• **EXERCISE TASK**
Copy each line with the word "lower" in it.

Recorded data
^^^^

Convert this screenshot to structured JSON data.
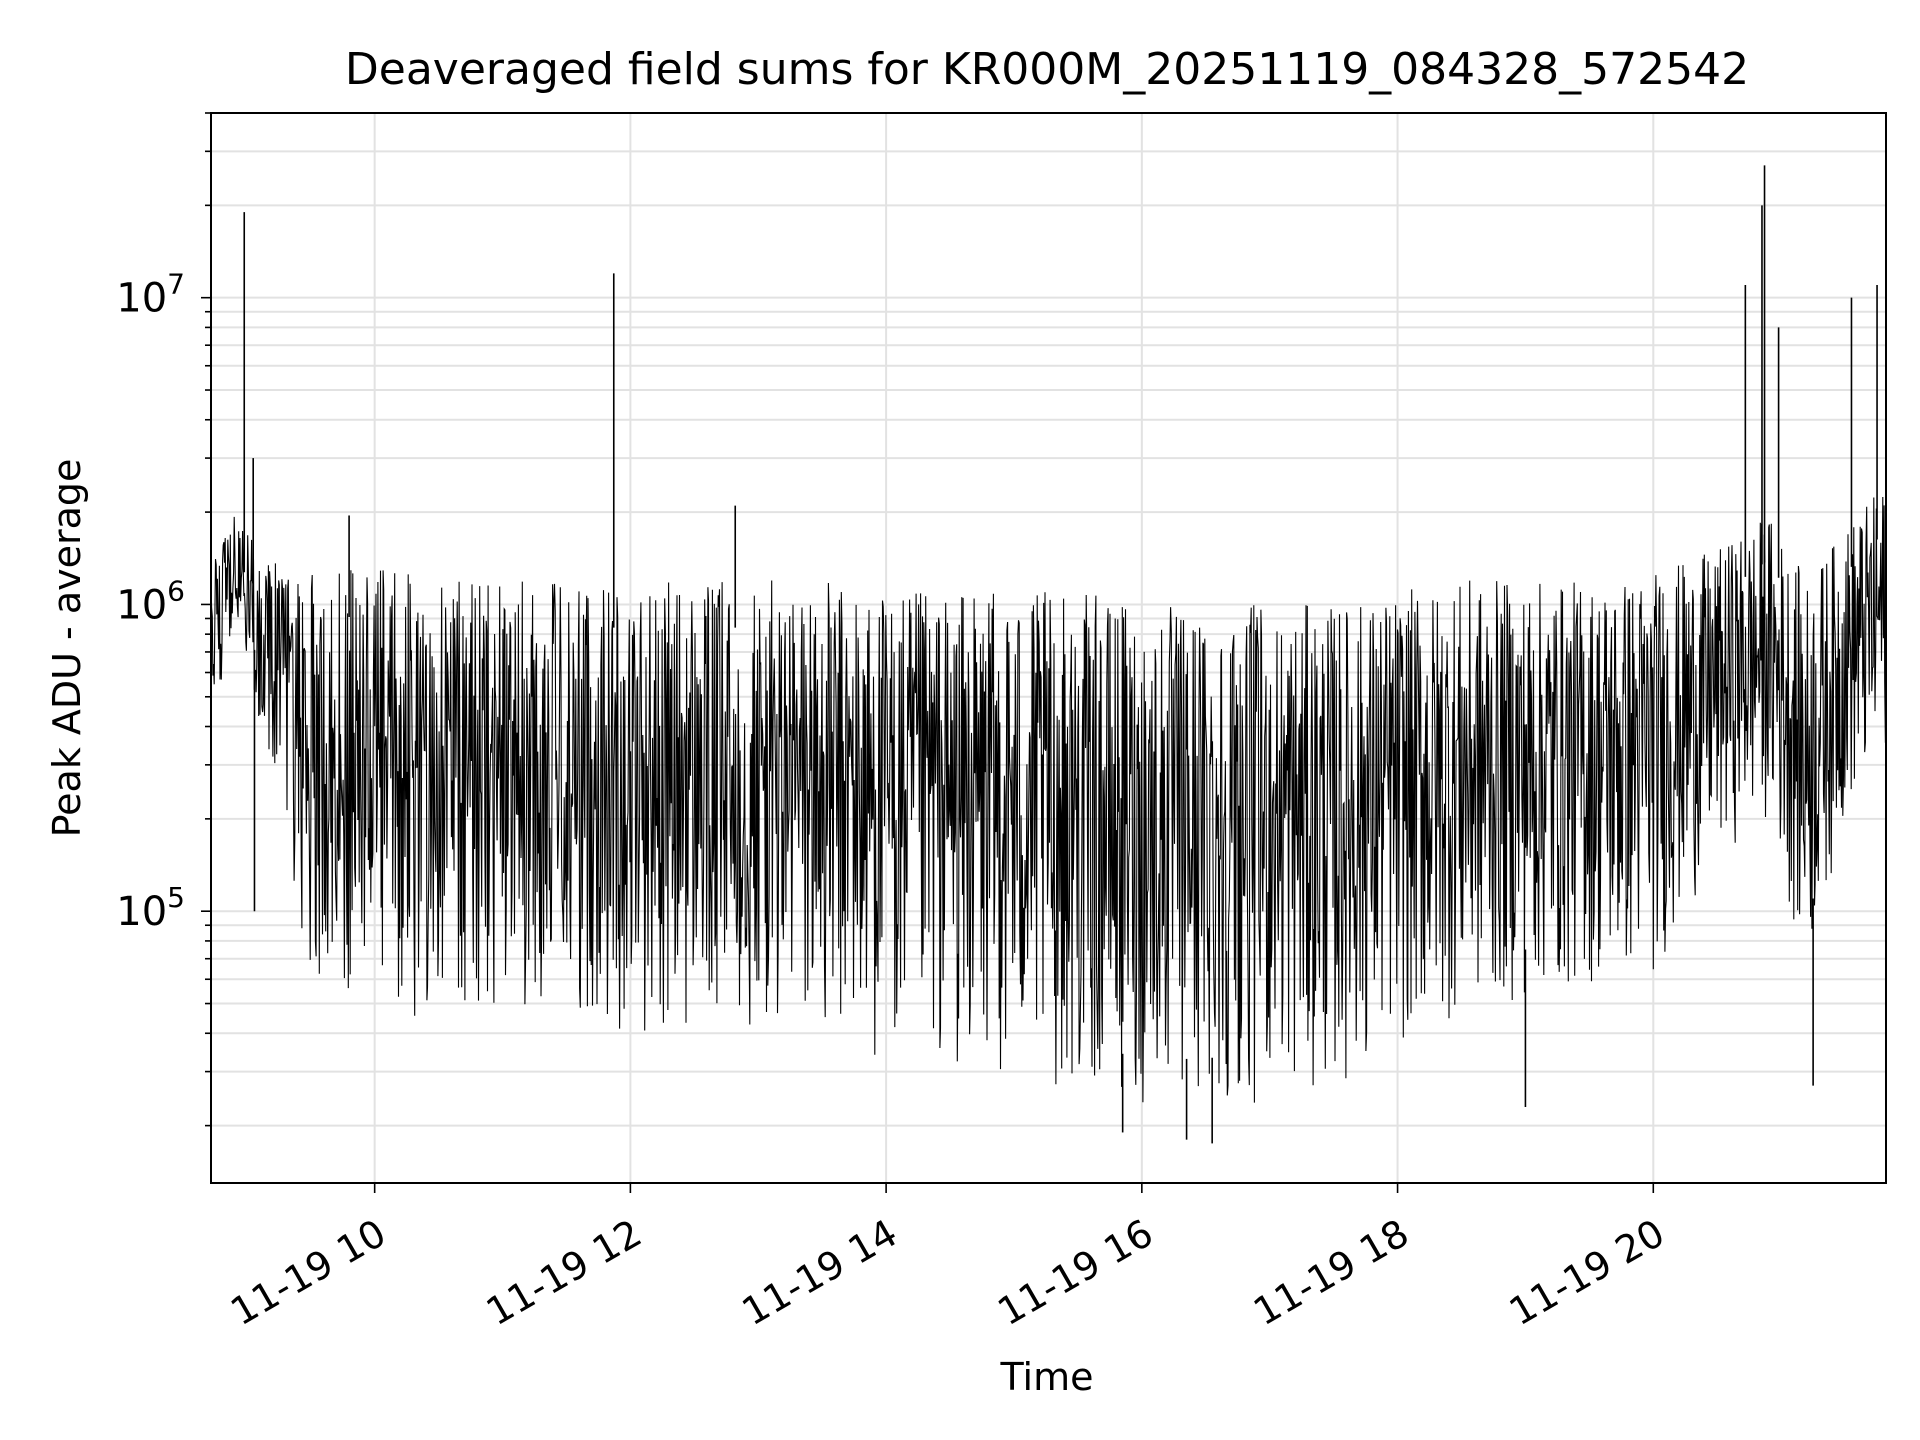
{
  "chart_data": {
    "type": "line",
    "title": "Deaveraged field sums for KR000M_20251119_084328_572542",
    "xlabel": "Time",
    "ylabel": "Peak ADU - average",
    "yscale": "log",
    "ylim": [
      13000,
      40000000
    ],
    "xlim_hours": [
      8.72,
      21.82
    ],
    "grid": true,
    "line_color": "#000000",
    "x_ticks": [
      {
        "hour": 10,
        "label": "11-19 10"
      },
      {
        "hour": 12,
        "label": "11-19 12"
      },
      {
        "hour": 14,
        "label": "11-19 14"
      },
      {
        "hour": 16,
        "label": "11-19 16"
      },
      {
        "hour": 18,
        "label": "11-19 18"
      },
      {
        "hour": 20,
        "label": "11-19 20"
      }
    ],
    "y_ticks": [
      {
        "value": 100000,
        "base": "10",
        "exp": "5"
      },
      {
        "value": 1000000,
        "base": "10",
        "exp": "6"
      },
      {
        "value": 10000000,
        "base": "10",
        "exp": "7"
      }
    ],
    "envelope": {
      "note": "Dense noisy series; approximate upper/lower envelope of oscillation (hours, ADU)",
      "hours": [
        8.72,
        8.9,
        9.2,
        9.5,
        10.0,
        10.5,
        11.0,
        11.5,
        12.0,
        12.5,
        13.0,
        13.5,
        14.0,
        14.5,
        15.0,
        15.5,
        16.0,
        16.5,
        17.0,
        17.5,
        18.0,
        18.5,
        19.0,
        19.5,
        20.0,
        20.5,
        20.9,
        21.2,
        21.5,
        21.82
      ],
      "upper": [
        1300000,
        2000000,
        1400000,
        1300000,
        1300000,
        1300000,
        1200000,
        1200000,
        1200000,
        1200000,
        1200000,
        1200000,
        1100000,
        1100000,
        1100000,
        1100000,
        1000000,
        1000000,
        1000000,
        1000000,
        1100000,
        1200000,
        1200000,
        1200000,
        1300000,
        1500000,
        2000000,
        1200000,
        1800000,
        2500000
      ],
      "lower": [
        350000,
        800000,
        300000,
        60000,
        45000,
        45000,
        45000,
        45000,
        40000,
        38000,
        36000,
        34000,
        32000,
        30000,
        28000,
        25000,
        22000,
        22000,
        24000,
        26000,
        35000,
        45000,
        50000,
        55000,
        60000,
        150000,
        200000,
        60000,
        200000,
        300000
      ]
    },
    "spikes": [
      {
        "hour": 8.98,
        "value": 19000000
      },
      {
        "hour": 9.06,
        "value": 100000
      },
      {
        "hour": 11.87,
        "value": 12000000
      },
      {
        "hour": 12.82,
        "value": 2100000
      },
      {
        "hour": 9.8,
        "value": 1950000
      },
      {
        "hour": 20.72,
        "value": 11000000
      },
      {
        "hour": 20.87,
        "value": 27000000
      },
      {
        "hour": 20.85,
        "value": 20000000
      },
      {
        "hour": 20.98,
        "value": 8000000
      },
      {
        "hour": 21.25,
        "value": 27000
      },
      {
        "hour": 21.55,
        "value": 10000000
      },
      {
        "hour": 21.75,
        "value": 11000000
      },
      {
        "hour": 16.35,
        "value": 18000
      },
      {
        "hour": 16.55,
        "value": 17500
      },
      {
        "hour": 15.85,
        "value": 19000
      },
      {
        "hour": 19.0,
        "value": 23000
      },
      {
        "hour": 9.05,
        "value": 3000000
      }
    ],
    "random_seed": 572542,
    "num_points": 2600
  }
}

^^^^

• **RESULT OF THE EXERCISE**
      "note": "Dense noisy series; approximate upper/lower envelope of oscillation (hours, ADU)",
      "lower": [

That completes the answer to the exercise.